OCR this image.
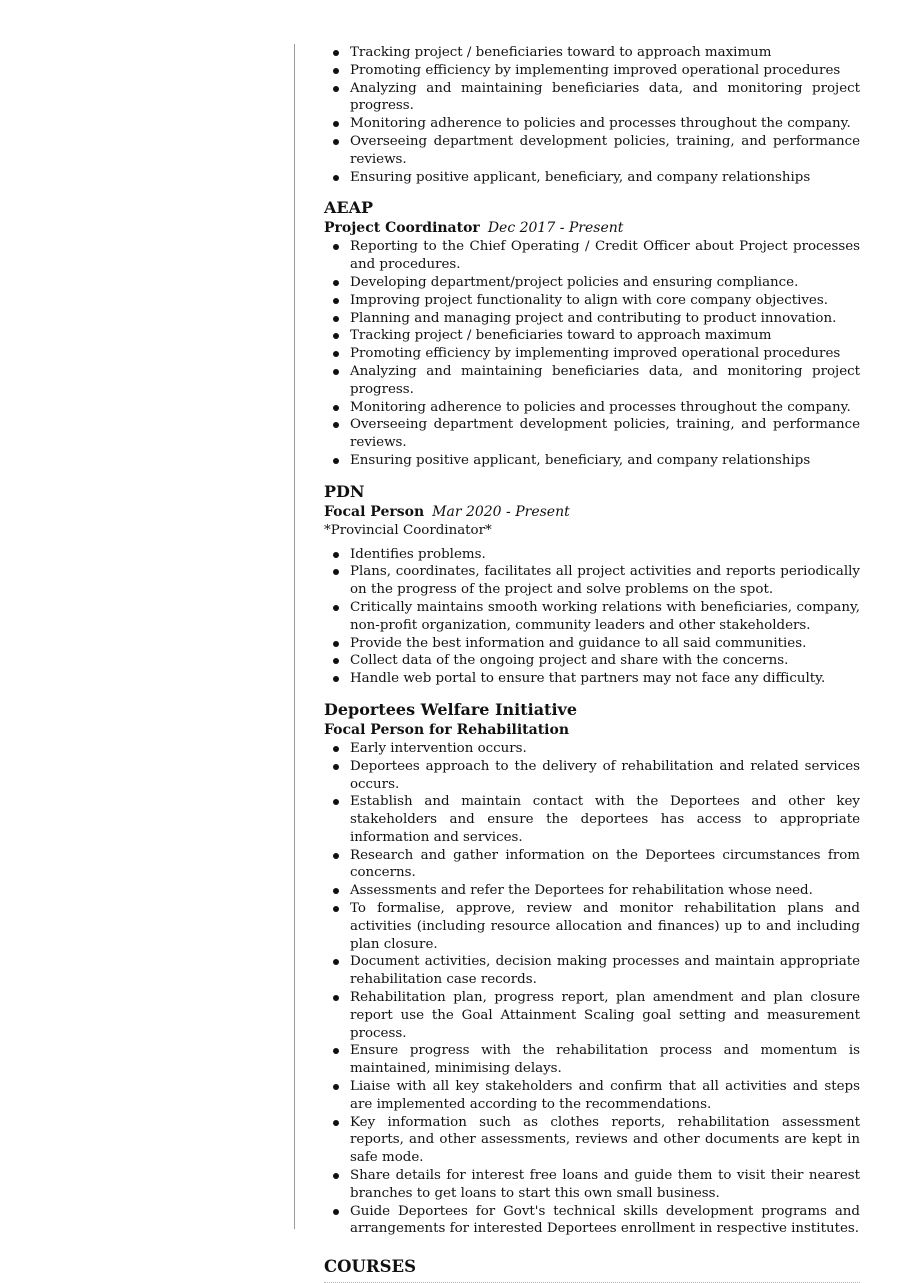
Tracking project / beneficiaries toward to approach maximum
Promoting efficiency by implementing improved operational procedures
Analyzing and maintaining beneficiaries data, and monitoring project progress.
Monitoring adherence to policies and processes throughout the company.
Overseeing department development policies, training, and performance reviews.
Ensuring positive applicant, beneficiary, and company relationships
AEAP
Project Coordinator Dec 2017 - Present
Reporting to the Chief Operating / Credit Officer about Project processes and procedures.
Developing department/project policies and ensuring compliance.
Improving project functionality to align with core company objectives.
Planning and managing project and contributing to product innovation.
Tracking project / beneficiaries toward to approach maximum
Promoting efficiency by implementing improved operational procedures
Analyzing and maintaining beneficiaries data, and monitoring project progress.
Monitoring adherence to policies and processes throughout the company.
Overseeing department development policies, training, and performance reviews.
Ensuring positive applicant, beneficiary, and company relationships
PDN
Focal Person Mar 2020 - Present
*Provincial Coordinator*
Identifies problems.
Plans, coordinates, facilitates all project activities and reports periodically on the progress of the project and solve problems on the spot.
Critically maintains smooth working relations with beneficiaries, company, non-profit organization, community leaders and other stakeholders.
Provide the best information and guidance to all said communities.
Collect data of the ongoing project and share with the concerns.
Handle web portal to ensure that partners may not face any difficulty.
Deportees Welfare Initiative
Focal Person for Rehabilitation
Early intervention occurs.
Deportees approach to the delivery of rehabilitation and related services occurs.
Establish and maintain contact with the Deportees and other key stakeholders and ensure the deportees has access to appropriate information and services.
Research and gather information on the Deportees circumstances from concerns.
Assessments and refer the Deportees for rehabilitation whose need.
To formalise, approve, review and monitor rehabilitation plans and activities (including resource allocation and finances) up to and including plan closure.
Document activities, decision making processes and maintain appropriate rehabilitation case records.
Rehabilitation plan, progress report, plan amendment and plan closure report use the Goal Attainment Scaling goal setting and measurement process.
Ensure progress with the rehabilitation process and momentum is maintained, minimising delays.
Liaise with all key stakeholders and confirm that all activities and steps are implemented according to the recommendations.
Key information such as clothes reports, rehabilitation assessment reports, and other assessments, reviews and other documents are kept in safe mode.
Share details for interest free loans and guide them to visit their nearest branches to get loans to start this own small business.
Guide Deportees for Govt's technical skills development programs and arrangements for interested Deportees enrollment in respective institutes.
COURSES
◆ ◆ ◆ ◆ ◆ ◆ ◆
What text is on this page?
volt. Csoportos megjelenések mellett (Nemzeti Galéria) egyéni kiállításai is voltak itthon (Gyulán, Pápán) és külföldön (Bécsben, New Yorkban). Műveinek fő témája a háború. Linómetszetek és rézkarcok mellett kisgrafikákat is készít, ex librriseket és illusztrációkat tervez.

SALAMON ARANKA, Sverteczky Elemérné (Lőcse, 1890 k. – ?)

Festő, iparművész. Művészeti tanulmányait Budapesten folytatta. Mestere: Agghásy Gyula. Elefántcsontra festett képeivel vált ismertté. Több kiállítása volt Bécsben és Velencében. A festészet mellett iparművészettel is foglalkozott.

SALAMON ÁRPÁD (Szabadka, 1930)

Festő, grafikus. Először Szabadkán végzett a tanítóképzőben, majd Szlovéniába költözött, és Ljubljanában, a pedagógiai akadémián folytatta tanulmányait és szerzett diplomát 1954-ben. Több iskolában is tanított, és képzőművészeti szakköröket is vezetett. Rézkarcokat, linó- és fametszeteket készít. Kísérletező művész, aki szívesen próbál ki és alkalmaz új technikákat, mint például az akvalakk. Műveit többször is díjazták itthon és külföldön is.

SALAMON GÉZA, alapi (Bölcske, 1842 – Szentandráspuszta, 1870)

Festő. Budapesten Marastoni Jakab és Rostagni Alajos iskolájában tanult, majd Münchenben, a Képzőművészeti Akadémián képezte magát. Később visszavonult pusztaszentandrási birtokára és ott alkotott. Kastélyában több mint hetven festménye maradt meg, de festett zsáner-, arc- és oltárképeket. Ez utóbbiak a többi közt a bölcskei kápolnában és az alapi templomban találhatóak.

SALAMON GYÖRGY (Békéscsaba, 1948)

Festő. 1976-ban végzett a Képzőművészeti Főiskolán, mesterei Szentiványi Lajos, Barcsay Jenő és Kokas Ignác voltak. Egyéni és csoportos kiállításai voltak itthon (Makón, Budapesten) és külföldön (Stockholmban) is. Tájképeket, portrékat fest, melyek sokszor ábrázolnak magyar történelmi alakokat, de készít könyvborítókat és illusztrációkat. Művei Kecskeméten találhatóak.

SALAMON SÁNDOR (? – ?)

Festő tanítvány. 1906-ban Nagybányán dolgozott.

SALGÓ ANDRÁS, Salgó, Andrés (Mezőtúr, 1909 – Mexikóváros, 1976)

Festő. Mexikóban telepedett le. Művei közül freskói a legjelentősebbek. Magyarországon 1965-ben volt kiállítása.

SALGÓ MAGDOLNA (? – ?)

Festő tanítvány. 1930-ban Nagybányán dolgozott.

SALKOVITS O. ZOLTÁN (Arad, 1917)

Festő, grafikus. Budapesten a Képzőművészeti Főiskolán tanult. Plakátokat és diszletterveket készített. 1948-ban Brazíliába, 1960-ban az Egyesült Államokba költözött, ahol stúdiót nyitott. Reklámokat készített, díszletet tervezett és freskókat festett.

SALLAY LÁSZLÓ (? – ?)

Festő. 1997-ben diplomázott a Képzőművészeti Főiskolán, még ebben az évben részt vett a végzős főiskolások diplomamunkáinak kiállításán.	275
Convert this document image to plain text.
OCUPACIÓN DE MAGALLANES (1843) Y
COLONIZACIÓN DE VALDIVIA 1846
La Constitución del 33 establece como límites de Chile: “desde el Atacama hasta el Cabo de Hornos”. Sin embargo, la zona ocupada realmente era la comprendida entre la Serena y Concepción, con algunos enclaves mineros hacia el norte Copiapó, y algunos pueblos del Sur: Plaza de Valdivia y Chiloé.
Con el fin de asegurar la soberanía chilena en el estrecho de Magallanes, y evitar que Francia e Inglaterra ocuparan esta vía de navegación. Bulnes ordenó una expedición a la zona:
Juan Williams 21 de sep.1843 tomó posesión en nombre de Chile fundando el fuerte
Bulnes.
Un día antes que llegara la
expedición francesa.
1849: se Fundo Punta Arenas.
◆ ◆ ◆ ◆ ◆ ◆ ◆
Filter the entries down to the lines with the word "festett" in them.

Festő, iparművész. Művészeti tanulmányait Budapesten folytatta. Mestere: Agghásy Gyula. Elefántcsontra festett képeivel vált ismertté. Több kiállítása volt Bécsben és Velencében. A festészet mellett iparművészettel is foglalkozott.
Festő. Budapesten Marastoni Jakab és Rostagni Alajos iskolájában tanult, majd Münchenben, a Képzőművészeti Akadémián képezte magát. Később visszavonult pusztaszentandrási birtokára és ott alkotott. Kastélyában több mint hetven festménye maradt meg, de festett zsáner-, arc- és oltárképeket. Ez utóbbiak a többi közt a bölcskei kápolnában és az alapi templomban találhatóak.
Festő, grafikus. Budapesten a Képzőművészeti Főiskolán tanult. Plakátokat és diszletterveket készített. 1948-ban Brazíliába, 1960-ban az Egyesült Államokba költözött, ahol stúdiót nyitott. Reklámokat készített, díszletet tervezett és freskókat festett.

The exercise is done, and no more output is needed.